> [Instructions for the task]:
Your task is to copy every line of the records below that contains "nouvel".

> [Excerpted records]:
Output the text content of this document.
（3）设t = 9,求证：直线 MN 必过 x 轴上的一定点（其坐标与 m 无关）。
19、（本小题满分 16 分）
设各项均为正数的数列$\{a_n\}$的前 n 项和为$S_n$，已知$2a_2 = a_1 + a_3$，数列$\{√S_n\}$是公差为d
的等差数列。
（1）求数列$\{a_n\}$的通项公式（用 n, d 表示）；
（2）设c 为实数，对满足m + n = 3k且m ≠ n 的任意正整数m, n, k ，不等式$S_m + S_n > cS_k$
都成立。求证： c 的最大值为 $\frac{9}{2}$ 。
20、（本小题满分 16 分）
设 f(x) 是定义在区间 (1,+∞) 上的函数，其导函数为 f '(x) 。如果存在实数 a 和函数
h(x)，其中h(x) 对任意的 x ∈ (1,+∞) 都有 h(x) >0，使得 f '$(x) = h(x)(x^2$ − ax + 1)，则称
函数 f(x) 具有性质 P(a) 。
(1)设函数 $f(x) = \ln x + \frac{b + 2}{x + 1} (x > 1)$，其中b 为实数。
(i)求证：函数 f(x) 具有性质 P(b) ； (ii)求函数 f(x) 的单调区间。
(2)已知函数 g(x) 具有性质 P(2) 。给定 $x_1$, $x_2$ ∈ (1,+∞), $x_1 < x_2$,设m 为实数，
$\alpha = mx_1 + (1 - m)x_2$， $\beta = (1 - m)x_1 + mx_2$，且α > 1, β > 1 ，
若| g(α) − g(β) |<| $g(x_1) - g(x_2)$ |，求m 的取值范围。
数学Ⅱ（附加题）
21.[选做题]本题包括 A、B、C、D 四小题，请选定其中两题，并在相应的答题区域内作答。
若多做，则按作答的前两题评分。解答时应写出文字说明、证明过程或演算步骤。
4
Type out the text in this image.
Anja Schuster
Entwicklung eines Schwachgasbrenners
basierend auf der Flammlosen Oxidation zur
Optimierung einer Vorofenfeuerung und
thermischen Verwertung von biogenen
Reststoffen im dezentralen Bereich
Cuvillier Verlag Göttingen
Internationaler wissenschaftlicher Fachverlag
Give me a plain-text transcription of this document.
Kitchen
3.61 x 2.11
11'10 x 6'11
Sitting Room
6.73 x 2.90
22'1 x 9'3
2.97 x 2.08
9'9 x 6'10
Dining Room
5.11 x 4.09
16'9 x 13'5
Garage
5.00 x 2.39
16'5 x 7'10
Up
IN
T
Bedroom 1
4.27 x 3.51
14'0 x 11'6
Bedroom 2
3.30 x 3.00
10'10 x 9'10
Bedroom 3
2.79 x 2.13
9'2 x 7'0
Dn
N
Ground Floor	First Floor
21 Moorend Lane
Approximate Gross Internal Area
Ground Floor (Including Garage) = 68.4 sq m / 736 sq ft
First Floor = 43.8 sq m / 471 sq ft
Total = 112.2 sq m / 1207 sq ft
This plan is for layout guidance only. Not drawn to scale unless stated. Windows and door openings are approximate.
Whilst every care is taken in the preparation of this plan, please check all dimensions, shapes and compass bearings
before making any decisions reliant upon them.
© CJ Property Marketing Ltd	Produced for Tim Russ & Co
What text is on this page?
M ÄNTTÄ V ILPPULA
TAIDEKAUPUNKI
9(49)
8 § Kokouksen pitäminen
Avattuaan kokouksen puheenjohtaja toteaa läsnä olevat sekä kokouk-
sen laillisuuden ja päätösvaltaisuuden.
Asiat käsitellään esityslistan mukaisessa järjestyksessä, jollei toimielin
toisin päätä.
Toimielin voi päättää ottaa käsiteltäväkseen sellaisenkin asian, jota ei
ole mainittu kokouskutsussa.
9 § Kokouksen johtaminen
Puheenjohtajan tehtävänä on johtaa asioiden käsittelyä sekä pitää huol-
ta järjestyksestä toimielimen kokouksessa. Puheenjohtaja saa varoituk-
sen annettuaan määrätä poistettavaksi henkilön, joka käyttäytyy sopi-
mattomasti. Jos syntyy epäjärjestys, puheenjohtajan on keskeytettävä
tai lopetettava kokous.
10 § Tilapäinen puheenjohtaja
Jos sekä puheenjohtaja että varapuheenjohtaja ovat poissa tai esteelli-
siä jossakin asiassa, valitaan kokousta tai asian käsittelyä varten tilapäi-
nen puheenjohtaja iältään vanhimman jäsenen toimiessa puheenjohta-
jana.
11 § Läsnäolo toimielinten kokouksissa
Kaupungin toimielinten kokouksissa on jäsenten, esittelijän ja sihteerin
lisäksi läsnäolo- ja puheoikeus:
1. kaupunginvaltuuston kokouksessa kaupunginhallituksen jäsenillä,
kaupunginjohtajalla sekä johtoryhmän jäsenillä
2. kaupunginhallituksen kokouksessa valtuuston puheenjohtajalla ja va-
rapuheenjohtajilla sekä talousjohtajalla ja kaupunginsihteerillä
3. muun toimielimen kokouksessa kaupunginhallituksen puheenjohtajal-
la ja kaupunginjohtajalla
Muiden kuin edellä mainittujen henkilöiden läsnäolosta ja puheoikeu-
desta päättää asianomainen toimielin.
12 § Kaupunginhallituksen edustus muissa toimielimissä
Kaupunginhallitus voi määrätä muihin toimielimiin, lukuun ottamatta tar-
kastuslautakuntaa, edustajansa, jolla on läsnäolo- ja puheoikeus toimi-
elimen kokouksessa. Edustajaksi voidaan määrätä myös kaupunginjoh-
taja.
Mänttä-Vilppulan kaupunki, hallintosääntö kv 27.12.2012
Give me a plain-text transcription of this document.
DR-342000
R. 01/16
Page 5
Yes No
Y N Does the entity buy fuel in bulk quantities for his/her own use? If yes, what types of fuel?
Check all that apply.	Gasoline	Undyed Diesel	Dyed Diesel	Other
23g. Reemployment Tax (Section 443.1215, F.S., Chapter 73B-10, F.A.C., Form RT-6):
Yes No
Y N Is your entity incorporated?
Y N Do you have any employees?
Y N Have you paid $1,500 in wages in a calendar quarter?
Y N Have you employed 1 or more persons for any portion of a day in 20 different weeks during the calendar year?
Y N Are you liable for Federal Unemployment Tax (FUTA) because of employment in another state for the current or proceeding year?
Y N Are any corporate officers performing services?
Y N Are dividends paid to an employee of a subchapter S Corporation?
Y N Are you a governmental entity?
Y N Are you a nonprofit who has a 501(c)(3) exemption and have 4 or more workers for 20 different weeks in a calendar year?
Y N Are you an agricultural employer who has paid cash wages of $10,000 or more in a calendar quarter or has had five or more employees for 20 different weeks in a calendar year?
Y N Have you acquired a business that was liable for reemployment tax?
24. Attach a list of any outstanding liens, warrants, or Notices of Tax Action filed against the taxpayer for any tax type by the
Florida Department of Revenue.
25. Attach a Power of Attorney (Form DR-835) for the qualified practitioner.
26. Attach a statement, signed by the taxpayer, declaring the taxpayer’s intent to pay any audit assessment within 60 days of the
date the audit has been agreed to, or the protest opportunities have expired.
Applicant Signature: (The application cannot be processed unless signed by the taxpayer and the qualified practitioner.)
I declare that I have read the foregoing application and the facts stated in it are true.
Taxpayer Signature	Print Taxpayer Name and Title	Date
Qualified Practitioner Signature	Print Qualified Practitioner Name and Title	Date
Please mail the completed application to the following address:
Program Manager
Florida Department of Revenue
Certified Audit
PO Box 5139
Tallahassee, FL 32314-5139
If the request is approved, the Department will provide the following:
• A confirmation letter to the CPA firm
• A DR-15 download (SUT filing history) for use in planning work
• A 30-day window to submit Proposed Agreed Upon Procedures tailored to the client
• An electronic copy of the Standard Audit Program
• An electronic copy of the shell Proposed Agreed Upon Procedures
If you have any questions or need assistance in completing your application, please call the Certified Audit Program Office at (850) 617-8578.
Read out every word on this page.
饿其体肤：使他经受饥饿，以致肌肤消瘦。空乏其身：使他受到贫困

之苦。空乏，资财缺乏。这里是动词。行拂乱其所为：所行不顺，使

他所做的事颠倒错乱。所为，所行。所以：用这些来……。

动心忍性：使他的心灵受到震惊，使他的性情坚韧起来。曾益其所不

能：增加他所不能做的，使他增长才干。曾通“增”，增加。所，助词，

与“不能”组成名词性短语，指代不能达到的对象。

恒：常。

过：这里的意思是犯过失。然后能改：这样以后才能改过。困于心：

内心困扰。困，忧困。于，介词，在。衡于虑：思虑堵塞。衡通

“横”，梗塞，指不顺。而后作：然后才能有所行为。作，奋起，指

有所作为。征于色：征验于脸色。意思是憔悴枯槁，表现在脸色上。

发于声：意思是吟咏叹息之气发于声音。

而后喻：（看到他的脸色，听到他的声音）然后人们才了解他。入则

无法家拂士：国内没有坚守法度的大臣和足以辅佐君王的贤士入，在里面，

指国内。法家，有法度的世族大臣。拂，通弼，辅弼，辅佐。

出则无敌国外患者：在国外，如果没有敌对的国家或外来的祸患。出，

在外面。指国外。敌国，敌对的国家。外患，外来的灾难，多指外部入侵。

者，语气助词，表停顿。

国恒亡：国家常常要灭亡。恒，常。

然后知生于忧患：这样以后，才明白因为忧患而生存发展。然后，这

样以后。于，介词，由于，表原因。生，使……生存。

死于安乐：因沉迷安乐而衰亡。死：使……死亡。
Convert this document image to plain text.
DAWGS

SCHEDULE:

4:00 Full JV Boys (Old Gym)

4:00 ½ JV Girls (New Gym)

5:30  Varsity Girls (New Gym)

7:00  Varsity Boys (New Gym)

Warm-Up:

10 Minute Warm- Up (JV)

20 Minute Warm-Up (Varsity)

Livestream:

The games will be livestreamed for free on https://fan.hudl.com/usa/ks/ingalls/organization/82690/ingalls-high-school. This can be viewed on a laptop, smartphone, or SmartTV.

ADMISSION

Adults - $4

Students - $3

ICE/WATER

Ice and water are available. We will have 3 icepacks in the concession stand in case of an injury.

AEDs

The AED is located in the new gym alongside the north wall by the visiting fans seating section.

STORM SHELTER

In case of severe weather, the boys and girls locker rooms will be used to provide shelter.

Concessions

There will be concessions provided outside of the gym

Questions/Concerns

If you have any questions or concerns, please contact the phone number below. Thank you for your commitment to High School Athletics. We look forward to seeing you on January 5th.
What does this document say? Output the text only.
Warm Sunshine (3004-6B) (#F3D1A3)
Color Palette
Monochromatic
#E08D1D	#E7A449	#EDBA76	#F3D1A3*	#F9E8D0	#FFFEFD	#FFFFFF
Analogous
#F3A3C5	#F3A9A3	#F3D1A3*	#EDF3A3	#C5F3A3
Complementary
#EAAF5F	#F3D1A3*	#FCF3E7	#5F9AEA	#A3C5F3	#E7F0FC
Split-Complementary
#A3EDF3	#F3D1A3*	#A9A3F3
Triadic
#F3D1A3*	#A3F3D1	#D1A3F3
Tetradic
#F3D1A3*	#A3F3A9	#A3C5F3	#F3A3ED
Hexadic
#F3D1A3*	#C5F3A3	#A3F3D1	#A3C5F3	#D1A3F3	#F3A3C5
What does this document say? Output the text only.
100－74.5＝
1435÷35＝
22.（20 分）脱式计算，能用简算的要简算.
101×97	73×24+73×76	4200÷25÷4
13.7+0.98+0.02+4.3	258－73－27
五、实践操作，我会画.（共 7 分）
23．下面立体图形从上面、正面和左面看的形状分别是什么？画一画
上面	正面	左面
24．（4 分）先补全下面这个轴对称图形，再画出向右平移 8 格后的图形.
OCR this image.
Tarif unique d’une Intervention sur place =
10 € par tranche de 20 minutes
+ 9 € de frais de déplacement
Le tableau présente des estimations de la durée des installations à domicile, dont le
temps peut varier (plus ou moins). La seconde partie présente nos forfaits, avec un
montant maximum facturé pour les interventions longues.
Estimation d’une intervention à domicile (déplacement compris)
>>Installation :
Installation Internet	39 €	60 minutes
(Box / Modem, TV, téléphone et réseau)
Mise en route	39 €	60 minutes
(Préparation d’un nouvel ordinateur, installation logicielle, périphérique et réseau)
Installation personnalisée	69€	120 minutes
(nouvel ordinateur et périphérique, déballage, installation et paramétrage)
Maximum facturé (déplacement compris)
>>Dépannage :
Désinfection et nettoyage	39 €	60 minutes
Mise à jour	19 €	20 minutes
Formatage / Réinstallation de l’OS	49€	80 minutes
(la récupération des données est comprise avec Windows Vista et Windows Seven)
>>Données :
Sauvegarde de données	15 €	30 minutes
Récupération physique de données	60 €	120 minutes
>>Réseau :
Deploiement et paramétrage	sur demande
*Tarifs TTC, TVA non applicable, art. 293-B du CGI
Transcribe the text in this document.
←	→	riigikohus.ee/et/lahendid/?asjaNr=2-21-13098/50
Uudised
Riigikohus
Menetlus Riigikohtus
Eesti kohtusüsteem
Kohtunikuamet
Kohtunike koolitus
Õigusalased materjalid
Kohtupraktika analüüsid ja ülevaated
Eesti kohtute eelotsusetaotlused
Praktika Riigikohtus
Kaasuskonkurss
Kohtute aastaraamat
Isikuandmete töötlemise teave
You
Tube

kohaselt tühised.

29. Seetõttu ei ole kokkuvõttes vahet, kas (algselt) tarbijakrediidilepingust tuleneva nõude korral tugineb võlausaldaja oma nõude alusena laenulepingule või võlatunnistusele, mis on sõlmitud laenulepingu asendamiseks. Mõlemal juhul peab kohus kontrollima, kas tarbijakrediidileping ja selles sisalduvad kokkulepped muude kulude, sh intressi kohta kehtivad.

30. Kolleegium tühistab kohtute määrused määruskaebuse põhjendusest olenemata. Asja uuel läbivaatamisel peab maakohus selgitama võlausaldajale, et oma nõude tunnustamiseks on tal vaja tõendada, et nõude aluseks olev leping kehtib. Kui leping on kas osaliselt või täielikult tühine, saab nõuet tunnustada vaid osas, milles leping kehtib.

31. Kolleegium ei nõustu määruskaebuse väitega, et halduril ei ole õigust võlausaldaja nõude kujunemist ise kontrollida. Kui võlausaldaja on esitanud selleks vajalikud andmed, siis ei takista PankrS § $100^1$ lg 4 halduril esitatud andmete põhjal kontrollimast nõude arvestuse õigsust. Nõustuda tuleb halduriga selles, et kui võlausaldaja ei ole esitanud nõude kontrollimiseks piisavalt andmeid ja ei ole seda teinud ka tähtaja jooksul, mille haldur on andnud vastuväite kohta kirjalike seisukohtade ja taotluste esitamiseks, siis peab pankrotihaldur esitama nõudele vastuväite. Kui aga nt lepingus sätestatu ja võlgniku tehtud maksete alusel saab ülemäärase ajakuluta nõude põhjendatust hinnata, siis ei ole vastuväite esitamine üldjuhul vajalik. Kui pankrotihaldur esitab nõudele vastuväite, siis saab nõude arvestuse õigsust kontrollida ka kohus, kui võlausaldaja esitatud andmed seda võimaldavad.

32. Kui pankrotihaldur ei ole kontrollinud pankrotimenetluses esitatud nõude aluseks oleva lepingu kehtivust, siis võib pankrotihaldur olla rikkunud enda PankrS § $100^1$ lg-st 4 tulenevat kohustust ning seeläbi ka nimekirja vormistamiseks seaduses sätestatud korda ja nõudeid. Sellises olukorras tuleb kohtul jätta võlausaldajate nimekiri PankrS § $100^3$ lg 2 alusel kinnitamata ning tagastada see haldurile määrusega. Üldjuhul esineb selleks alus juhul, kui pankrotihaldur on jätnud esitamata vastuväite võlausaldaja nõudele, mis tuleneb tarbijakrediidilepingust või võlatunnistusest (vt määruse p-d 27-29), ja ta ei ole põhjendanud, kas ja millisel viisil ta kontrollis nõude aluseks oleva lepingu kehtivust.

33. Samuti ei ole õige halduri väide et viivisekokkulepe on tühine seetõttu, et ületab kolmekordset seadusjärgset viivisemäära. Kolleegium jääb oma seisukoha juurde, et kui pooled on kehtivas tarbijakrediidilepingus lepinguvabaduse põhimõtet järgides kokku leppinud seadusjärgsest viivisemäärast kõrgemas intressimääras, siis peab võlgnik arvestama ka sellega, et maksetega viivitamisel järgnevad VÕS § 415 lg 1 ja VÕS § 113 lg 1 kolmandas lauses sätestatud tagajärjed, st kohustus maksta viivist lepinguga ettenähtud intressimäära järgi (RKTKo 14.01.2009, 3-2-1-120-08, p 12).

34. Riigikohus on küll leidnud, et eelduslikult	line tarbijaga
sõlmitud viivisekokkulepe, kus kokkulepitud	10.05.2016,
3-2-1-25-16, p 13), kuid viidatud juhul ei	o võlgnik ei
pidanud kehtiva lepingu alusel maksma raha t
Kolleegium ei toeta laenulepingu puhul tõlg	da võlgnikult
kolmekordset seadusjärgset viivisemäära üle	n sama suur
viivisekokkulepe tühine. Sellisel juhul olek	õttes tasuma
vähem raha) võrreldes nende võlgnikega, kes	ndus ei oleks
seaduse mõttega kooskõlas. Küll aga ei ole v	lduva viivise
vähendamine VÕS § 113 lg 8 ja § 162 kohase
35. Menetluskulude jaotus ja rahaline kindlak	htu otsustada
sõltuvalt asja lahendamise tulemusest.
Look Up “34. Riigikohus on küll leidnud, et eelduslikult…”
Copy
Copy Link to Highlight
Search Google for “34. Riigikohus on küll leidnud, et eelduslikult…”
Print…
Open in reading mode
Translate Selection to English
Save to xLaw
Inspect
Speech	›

> [Output]:
(Préparation d’un nouvel ordinateur, installation logicielle, périphérique et réseau)
(nouvel ordinateur et périphérique, déballage, installation et paramétrage)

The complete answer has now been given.